* **What to work on**:
Please transcribe the data below exactly. Leave the pictures out.

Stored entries
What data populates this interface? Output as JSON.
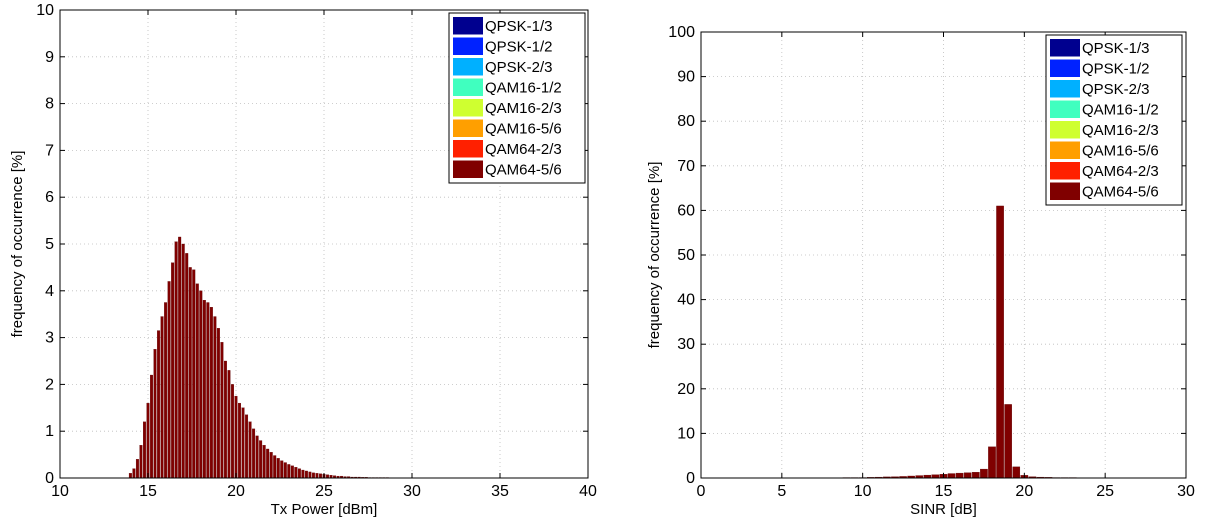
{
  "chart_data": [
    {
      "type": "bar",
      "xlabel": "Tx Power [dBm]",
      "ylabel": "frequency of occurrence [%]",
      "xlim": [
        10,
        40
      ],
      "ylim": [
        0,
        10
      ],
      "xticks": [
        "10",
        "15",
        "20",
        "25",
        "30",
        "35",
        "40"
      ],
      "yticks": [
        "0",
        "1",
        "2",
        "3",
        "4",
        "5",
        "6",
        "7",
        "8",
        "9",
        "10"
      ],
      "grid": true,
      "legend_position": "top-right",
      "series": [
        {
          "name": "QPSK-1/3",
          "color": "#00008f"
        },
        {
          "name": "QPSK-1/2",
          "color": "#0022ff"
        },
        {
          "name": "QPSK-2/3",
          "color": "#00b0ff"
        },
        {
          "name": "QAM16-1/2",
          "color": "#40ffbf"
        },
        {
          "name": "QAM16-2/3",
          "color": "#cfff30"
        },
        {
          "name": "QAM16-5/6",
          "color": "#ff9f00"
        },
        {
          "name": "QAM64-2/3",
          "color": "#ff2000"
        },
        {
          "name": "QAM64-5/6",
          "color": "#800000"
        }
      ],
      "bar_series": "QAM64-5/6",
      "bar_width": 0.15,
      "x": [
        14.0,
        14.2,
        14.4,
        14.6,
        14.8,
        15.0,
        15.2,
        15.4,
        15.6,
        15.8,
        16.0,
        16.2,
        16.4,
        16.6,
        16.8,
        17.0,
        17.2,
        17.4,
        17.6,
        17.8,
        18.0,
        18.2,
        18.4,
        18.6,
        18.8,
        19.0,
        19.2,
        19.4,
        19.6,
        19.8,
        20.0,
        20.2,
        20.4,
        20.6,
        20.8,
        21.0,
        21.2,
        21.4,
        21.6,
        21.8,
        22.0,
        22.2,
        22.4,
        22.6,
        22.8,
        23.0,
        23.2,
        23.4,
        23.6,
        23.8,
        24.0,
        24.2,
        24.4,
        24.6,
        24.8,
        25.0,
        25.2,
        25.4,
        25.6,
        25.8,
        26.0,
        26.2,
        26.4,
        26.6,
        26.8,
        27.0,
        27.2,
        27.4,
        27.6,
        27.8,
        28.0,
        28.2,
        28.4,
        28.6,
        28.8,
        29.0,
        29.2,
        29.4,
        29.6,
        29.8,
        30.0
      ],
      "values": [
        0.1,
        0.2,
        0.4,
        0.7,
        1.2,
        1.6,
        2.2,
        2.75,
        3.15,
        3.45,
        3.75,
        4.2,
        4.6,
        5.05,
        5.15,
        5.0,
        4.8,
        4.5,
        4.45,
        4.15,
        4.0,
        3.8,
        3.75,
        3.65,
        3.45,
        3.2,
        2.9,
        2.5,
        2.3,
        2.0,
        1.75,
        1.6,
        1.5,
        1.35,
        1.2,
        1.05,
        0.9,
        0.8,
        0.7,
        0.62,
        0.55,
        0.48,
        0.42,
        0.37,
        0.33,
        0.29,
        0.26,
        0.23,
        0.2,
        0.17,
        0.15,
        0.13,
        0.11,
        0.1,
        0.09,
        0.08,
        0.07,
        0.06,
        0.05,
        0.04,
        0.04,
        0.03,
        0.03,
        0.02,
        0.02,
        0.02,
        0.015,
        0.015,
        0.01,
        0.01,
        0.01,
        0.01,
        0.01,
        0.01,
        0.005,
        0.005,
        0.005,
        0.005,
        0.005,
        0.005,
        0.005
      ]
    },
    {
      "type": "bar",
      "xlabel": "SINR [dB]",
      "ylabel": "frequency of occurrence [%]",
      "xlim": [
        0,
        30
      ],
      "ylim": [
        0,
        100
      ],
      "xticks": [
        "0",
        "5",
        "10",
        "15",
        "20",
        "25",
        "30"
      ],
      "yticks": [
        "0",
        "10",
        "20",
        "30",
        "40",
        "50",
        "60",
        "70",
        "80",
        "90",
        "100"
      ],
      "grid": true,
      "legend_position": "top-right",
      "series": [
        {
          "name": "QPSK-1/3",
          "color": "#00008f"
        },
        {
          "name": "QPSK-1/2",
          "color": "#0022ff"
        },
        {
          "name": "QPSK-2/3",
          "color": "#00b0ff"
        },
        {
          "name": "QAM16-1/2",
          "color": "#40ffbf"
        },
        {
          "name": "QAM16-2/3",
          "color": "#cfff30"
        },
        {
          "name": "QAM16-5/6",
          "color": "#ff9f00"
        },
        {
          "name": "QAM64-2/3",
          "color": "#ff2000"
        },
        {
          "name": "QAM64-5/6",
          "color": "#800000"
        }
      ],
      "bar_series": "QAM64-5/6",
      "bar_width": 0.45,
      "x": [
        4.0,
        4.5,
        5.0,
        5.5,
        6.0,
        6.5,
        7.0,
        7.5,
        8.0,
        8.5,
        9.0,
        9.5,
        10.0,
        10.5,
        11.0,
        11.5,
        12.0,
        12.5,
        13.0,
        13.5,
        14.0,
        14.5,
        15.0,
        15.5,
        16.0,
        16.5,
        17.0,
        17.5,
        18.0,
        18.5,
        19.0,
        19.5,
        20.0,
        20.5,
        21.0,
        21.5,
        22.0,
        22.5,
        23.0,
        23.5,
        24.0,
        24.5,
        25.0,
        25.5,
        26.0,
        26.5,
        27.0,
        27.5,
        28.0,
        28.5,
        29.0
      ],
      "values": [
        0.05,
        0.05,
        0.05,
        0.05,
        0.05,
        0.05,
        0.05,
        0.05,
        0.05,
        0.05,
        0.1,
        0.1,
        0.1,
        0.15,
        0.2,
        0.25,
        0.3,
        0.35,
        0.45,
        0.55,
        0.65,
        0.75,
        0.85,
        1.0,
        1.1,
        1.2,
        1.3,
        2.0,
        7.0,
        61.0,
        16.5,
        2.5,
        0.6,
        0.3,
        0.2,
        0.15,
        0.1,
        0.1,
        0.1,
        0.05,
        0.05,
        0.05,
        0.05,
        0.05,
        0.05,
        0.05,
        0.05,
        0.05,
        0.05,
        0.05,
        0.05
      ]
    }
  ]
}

* **Exercise solution**:
What data populates this interface? Output as JSON.
{
  "chart_data": [
    {
      "type": "bar",
      "xlabel": "Tx Power [dBm]",
      "ylabel": "frequency of occurrence [%]",
      "xlim": [
        10,
        40
      ],
      "ylim": [
        0,
        10
      ],
      "xticks": [
        "10",
        "15",
        "20",
        "25",
        "30",
        "35",
        "40"
      ],
      "yticks": [
        "0",
        "1",
        "2",
        "3",
        "4",
        "5",
        "6",
        "7",
        "8",
        "9",
        "10"
      ],
      "grid": true,
      "legend_position": "top-right",
      "series": [
        {
          "name": "QPSK-1/3",
          "color": "#00008f"
        },
        {
          "name": "QPSK-1/2",
          "color": "#0022ff"
        },
        {
          "name": "QPSK-2/3",
          "color": "#00b0ff"
        },
        {
          "name": "QAM16-1/2",
          "color": "#40ffbf"
        },
        {
          "name": "QAM16-2/3",
          "color": "#cfff30"
        },
        {
          "name": "QAM16-5/6",
          "color": "#ff9f00"
        },
        {
          "name": "QAM64-2/3",
          "color": "#ff2000"
        },
        {
          "name": "QAM64-5/6",
          "color": "#800000"
        }
      ],
      "bar_series": "QAM64-5/6",
      "bar_width": 0.15,
      "x": [
        14.0,
        14.2,
        14.4,
        14.6,
        14.8,
        15.0,
        15.2,
        15.4,
        15.6,
        15.8,
        16.0,
        16.2,
        16.4,
        16.6,
        16.8,
        17.0,
        17.2,
        17.4,
        17.6,
        17.8,
        18.0,
        18.2,
        18.4,
        18.6,
        18.8,
        19.0,
        19.2,
        19.4,
        19.6,
        19.8,
        20.0,
        20.2,
        20.4,
        20.6,
        20.8,
        21.0,
        21.2,
        21.4,
        21.6,
        21.8,
        22.0,
        22.2,
        22.4,
        22.6,
        22.8,
        23.0,
        23.2,
        23.4,
        23.6,
        23.8,
        24.0,
        24.2,
        24.4,
        24.6,
        24.8,
        25.0,
        25.2,
        25.4,
        25.6,
        25.8,
        26.0,
        26.2,
        26.4,
        26.6,
        26.8,
        27.0,
        27.2,
        27.4,
        27.6,
        27.8,
        28.0,
        28.2,
        28.4,
        28.6,
        28.8,
        29.0,
        29.2,
        29.4,
        29.6,
        29.8,
        30.0
      ],
      "values": [
        0.1,
        0.2,
        0.4,
        0.7,
        1.2,
        1.6,
        2.2,
        2.75,
        3.15,
        3.45,
        3.75,
        4.2,
        4.6,
        5.05,
        5.15,
        5.0,
        4.8,
        4.5,
        4.45,
        4.15,
        4.0,
        3.8,
        3.75,
        3.65,
        3.45,
        3.2,
        2.9,
        2.5,
        2.3,
        2.0,
        1.75,
        1.6,
        1.5,
        1.35,
        1.2,
        1.05,
        0.9,
        0.8,
        0.7,
        0.62,
        0.55,
        0.48,
        0.42,
        0.37,
        0.33,
        0.29,
        0.26,
        0.23,
        0.2,
        0.17,
        0.15,
        0.13,
        0.11,
        0.1,
        0.09,
        0.08,
        0.07,
        0.06,
        0.05,
        0.04,
        0.04,
        0.03,
        0.03,
        0.02,
        0.02,
        0.02,
        0.015,
        0.015,
        0.01,
        0.01,
        0.01,
        0.01,
        0.01,
        0.01,
        0.005,
        0.005,
        0.005,
        0.005,
        0.005,
        0.005,
        0.005
      ]
    },
    {
      "type": "bar",
      "xlabel": "SINR [dB]",
      "ylabel": "frequency of occurrence [%]",
      "xlim": [
        0,
        30
      ],
      "ylim": [
        0,
        100
      ],
      "xticks": [
        "0",
        "5",
        "10",
        "15",
        "20",
        "25",
        "30"
      ],
      "yticks": [
        "0",
        "10",
        "20",
        "30",
        "40",
        "50",
        "60",
        "70",
        "80",
        "90",
        "100"
      ],
      "grid": true,
      "legend_position": "top-right",
      "series": [
        {
          "name": "QPSK-1/3",
          "color": "#00008f"
        },
        {
          "name": "QPSK-1/2",
          "color": "#0022ff"
        },
        {
          "name": "QPSK-2/3",
          "color": "#00b0ff"
        },
        {
          "name": "QAM16-1/2",
          "color": "#40ffbf"
        },
        {
          "name": "QAM16-2/3",
          "color": "#cfff30"
        },
        {
          "name": "QAM16-5/6",
          "color": "#ff9f00"
        },
        {
          "name": "QAM64-2/3",
          "color": "#ff2000"
        },
        {
          "name": "QAM64-5/6",
          "color": "#800000"
        }
      ],
      "bar_series": "QAM64-5/6",
      "bar_width": 0.45,
      "x": [
        4.0,
        4.5,
        5.0,
        5.5,
        6.0,
        6.5,
        7.0,
        7.5,
        8.0,
        8.5,
        9.0,
        9.5,
        10.0,
        10.5,
        11.0,
        11.5,
        12.0,
        12.5,
        13.0,
        13.5,
        14.0,
        14.5,
        15.0,
        15.5,
        16.0,
        16.5,
        17.0,
        17.5,
        18.0,
        18.5,
        19.0,
        19.5,
        20.0,
        20.5,
        21.0,
        21.5,
        22.0,
        22.5,
        23.0,
        23.5,
        24.0,
        24.5,
        25.0,
        25.5,
        26.0,
        26.5,
        27.0,
        27.5,
        28.0,
        28.5,
        29.0
      ],
      "values": [
        0.05,
        0.05,
        0.05,
        0.05,
        0.05,
        0.05,
        0.05,
        0.05,
        0.05,
        0.05,
        0.1,
        0.1,
        0.1,
        0.15,
        0.2,
        0.25,
        0.3,
        0.35,
        0.45,
        0.55,
        0.65,
        0.75,
        0.85,
        1.0,
        1.1,
        1.2,
        1.3,
        2.0,
        7.0,
        61.0,
        16.5,
        2.5,
        0.6,
        0.3,
        0.2,
        0.15,
        0.1,
        0.1,
        0.1,
        0.05,
        0.05,
        0.05,
        0.05,
        0.05,
        0.05,
        0.05,
        0.05,
        0.05,
        0.05,
        0.05,
        0.05
      ]
    }
  ]
}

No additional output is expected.